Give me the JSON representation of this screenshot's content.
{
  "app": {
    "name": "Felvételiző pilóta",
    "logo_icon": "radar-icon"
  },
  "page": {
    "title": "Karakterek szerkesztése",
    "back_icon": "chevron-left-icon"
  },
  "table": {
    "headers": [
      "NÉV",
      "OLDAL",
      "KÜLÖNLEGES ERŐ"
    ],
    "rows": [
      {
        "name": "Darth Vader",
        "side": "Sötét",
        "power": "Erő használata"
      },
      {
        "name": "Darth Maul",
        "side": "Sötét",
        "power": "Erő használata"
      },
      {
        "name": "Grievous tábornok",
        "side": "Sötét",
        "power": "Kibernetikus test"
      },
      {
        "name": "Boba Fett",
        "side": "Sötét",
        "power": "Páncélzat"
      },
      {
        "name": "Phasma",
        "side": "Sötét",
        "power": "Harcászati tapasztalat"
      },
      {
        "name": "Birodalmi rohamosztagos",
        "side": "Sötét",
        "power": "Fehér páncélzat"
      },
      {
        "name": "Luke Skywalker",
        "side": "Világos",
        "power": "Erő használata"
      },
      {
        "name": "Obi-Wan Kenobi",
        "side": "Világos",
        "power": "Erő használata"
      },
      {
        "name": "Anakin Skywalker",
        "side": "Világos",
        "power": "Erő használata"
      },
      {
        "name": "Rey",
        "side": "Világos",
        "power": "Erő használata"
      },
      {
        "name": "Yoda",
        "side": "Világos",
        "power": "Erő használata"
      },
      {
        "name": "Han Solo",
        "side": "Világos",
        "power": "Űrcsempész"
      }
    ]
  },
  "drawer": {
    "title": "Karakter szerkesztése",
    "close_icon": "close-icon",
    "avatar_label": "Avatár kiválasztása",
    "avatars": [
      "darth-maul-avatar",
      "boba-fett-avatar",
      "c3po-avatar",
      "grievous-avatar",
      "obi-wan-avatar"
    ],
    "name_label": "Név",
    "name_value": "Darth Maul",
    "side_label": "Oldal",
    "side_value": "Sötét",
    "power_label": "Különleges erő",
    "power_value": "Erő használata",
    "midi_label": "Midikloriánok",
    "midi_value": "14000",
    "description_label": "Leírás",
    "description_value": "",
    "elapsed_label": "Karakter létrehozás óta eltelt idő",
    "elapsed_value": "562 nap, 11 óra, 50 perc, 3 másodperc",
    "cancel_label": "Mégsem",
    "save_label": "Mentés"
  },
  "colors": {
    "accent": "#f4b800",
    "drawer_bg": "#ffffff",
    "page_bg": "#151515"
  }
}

--

● **Problem to solve**
Output the listing above word for word.

● **The response**
Give me the JSON representation of this screenshot's content.
{
  "app": {
    "name": "Felvételiző pilóta",
    "logo_icon": "radar-icon"
  },
  "page": {
    "title": "Karakterek szerkesztése",
    "back_icon": "chevron-left-icon"
  },
  "table": {
    "headers": [
      "NÉV",
      "OLDAL",
      "KÜLÖNLEGES ERŐ"
    ],
    "rows": [
      {
        "name": "Darth Vader",
        "side": "Sötét",
        "power": "Erő használata"
      },
      {
        "name": "Darth Maul",
        "side": "Sötét",
        "power": "Erő használata"
      },
      {
        "name": "Grievous tábornok",
        "side": "Sötét",
        "power": "Kibernetikus test"
      },
      {
        "name": "Boba Fett",
        "side": "Sötét",
        "power": "Páncélzat"
      },
      {
        "name": "Phasma",
        "side": "Sötét",
        "power": "Harcászati tapasztalat"
      },
      {
        "name": "Birodalmi rohamosztagos",
        "side": "Sötét",
        "power": "Fehér páncélzat"
      },
      {
        "name": "Luke Skywalker",
        "side": "Világos",
        "power": "Erő használata"
      },
      {
        "name": "Obi-Wan Kenobi",
        "side": "Világos",
        "power": "Erő használata"
      },
      {
        "name": "Anakin Skywalker",
        "side": "Világos",
        "power": "Erő használata"
      },
      {
        "name": "Rey",
        "side": "Világos",
        "power": "Erő használata"
      },
      {
        "name": "Yoda",
        "side": "Világos",
        "power": "Erő használata"
      },
      {
        "name": "Han Solo",
        "side": "Világos",
        "power": "Űrcsempész"
      }
    ]
  },
  "drawer": {
    "title": "Karakter szerkesztése",
    "close_icon": "close-icon",
    "avatar_label": "Avatár kiválasztása",
    "avatars": [
      "darth-maul-avatar",
      "boba-fett-avatar",
      "c3po-avatar",
      "grievous-avatar",
      "obi-wan-avatar"
    ],
    "name_label": "Név",
    "name_value": "Darth Maul",
    "side_label": "Oldal",
    "side_value": "Sötét",
    "power_label": "Különleges erő",
    "power_value": "Erő használata",
    "midi_label": "Midikloriánok",
    "midi_value": "14000",
    "description_label": "Leírás",
    "description_value": "",
    "elapsed_label": "Karakter létrehozás óta eltelt idő",
    "elapsed_value": "562 nap, 11 óra, 50 perc, 3 másodperc",
    "cancel_label": "Mégsem",
    "save_label": "Mentés"
  },
  "colors": {
    "accent": "#f4b800",
    "drawer_bg": "#ffffff",
    "page_bg": "#151515"
  }
}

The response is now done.